THE VAST, IMMORTAL SEA

Yesterday, in spite of intermittent rain, I was able to make a trip to the Pacific coast.  Just above the pounding waves at a coastal town called Depoe Bay, there was a standing stone monument inset with two brass plaques.  The first recorded the death of two fisherman lost at sea on a rescue mission in 1936.  Just below it was inset another:

depoebaymemorial

It is not true.  Life is not slain by death.
The vast, immortal sea shall have her own,
Shall garner to her this expiring breath,
Shall reap where she has sown.

The poem has no attribution, and I do not know who wrote it.

The vast, immortal sea” –When one reads those words below a memorial to the drowned, and within only feet of waves pounding into spray against the dark rocks, one obviously thinks first of the physical sea — the ocean beyond the memorial.  But I think it also has a deeper meaning.  It is the Universe, it is the Sea of Eternity out of which we all come and to which we all return.  It is what the Chinese called the Dao, the nameless origin of all things.

[Dataset extract]
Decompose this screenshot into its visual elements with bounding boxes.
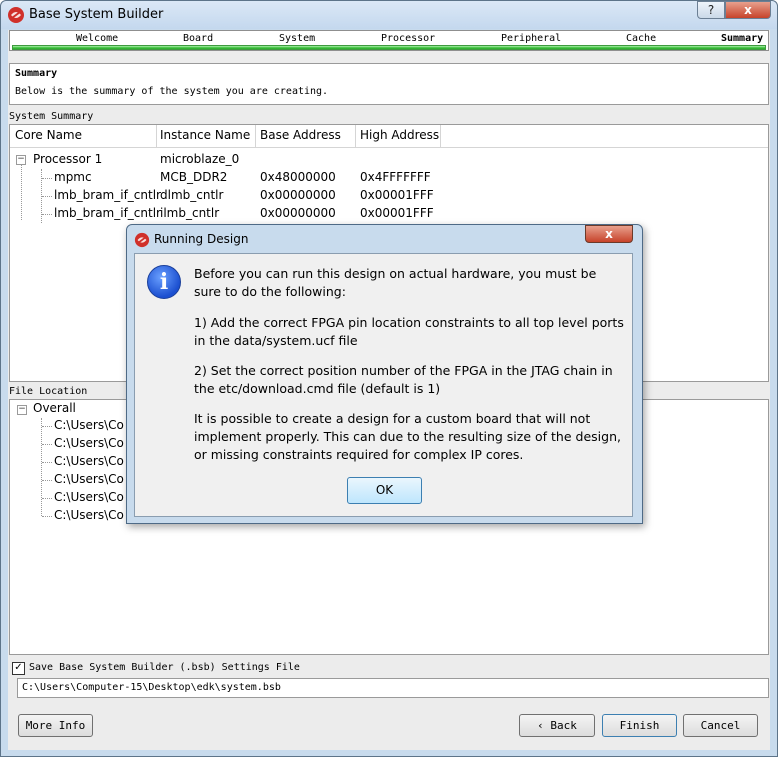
instance-name: ilmb_cntlr	[160, 206, 220, 220]
list-item[interactable]: C:\Users\Co	[54, 490, 124, 504]
back-button[interactable]: ‹ Back	[519, 714, 595, 737]
close-button[interactable]: x	[725, 1, 771, 19]
step-cache[interactable]: Cache	[626, 33, 656, 44]
step-board[interactable]: Board	[183, 33, 213, 44]
info-icon: i	[147, 265, 181, 299]
step-welcome[interactable]: Welcome	[76, 33, 118, 44]
base-address: 0x00000000	[260, 206, 336, 220]
column-core-name[interactable]: Core Name	[15, 128, 82, 142]
high-address: 0x4FFFFFFF	[360, 170, 431, 184]
back-label: Back	[550, 719, 577, 732]
dialog-body: i Before you can run this design on actu…	[134, 253, 633, 517]
window-title: Base System Builder	[29, 7, 164, 22]
core-name: Processor 1	[33, 152, 103, 166]
table-row[interactable]: lmb_bram_if_cntlr dlmb_cntlr 0x00000000 …	[10, 187, 768, 205]
tree-root-overall[interactable]: Overall	[33, 401, 76, 415]
core-name: lmb_bram_if_cntlr	[54, 206, 161, 220]
xilinx-logo-icon	[134, 232, 150, 248]
dialog-close-button[interactable]: x	[585, 225, 633, 243]
core-name: mpmc	[54, 170, 92, 184]
instance-name: dlmb_cntlr	[160, 188, 224, 202]
list-item[interactable]: C:\Users\Co	[54, 508, 124, 522]
table-row[interactable]: − Processor 1 microblaze_0	[10, 151, 768, 169]
chevron-left-icon: ‹	[537, 719, 551, 732]
save-settings-label: Save Base System Builder (.bsb) Settings…	[29, 662, 300, 673]
step-system[interactable]: System	[279, 33, 315, 44]
finish-button[interactable]: Finish	[602, 714, 677, 737]
list-item[interactable]: C:\Users\Co	[54, 472, 124, 486]
file-location-label: File Location	[9, 386, 88, 397]
collapse-toggle-icon[interactable]: −	[16, 155, 26, 165]
list-item[interactable]: C:\Users\Co	[54, 436, 124, 450]
running-design-dialog: Running Design x i Before you can run th…	[126, 224, 643, 524]
table-header: Core Name Instance Name Base Address Hig…	[10, 125, 768, 148]
title-bar[interactable]: Base System Builder ? x	[1, 1, 777, 29]
xilinx-logo-icon	[8, 7, 24, 23]
dialog-paragraph-3: 2) Set the correct position number of th…	[194, 363, 613, 396]
column-base-address[interactable]: Base Address	[260, 128, 341, 142]
core-name: lmb_bram_if_cntlr	[54, 188, 161, 202]
save-settings-checkbox[interactable]: ✓	[12, 662, 25, 675]
dialog-paragraph-1: Before you can run this design on actual…	[194, 266, 597, 299]
progress-bar	[12, 45, 766, 50]
step-processor[interactable]: Processor	[381, 33, 435, 44]
summary-title: Summary	[15, 68, 58, 79]
table-row[interactable]: mpmc MCB_DDR2 0x48000000 0x4FFFFFFF	[10, 169, 768, 223]
ok-button[interactable]: OK	[347, 477, 422, 504]
cancel-button[interactable]: Cancel	[683, 714, 758, 737]
step-bar: Welcome Board System Processor Periphera…	[9, 30, 769, 51]
list-item[interactable]: C:\Users\Co	[54, 418, 124, 432]
dialog-paragraph-2: 1) Add the correct FPGA pin location con…	[194, 315, 624, 348]
instance-name: MCB_DDR2	[160, 170, 228, 184]
summary-description: Below is the summary of the system you a…	[15, 86, 329, 97]
instance-name: microblaze_0	[160, 152, 240, 166]
high-address: 0x00001FFF	[360, 188, 434, 202]
base-address: 0x48000000	[260, 170, 336, 184]
column-high-address[interactable]: High Address	[360, 128, 439, 142]
summary-header: Summary Below is the summary of the syst…	[9, 63, 769, 105]
step-summary[interactable]: Summary	[721, 33, 763, 44]
more-info-button[interactable]: More Info	[18, 714, 93, 737]
system-summary-label: System Summary	[9, 111, 94, 122]
column-instance-name[interactable]: Instance Name	[160, 128, 250, 142]
high-address: 0x00001FFF	[360, 206, 434, 220]
collapse-toggle-icon[interactable]: −	[17, 405, 27, 415]
list-item[interactable]: C:\Users\Co	[54, 454, 124, 468]
dialog-title: Running Design	[154, 232, 249, 246]
step-peripheral[interactable]: Peripheral	[501, 33, 561, 44]
help-button[interactable]: ?	[697, 1, 725, 19]
settings-path-field[interactable]: C:\Users\Computer-15\Desktop\edk\system.…	[17, 678, 769, 698]
base-address: 0x00000000	[260, 188, 336, 202]
table-row[interactable]: lmb_bram_if_cntlr ilmb_cntlr 0x00000000 …	[10, 205, 768, 223]
dialog-paragraph-4: It is possible to create a design for a …	[194, 411, 621, 462]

[Job 1] Summarize the text about the Depoe Bay memorial in two sentences.
[Job 2] In the text about the Depoe Bay memorial, copy everything from "THE VAST, IMMORTAL SEA" down to "she has sown.", switching "brass" to "bronze".
[Job 3] Continue the text about the Depoe Bay memorial from where it stops.
The records aren't needed for any of this.

[Right answer 1] On a trip to the Pacific coast, the writer found a stone monument at Depoe Bay with one plaque recording two fishermen lost at sea on a 1936 rescue mission and another bearing an unattributed poem about the vast, immortal sea. The writer takes the poem's phrase to mean the physical ocean but also the Universe, the Sea of Eternity from which all come and to which all return, and compares it to what the Chinese called the Dao.

[Right answer 2]
THE VAST, IMMORTAL SEA

Yesterday, in spite of intermittent rain, I was able to make a trip to the Pacific coast.  Just above the pounding waves at a coastal town called Depoe Bay, there was a standing stone monument inset with two bronze plaques.  The first recorded the death of two fisherman lost at sea on a rescue mission in 1936.  Just below it was inset another:

depoebaymemorial

It is not true.  Life is not slain by death.
The vast, immortal sea shall have her own,
Shall garner to her this expiring breath,
Shall reap where she has sown.

[Right answer 3]
We find confirmation of that, I think, in these lines by the English poet William Wordsworth, excerpted from his Ode: Intimations of Immortality.  I have put the most relevant part into bold type:

Our noisy years seem moments in the being
Of the eternal Silence: truths that wake,
To perish never;
Which neither listlessness, nor mad endeavour,
Nor Man nor Boy,
Nor all that is at enmity with joy,
Can utterly abolish or destroy!
Hence in a season of calm weather
Though inland far we be,
Our Souls have sight of that immortal sea
Which brought us hither,
Can in a moment travel thither,
And see the Children sport upon the shore,
And hear the mighty waters rolling evermore.

It is the same metaphor as on the brass plaque:  we come out of the Sea of Eternity, and to it we return.  Fortunate are those who, though “inland far,” nonetheless perceive behind the noise and bustle of modern life “the mighty waters rolling evermore.”

David

THE WORLD IS TOO MUCH WITH US: HUMAN SEPARATION FROM NATURE

One of the old standards of English poetry is THE WORLD IS TOO MUCH WITH US, by the romantic poet William Wordsworth (1770-1850).  The romantic movement tended to emphasize personal feelings, and often associated those feelings with Nature — mountains and waterfalls, lakes and woods, and all that is (or was) in them.  We see this emphasis in today’s poem.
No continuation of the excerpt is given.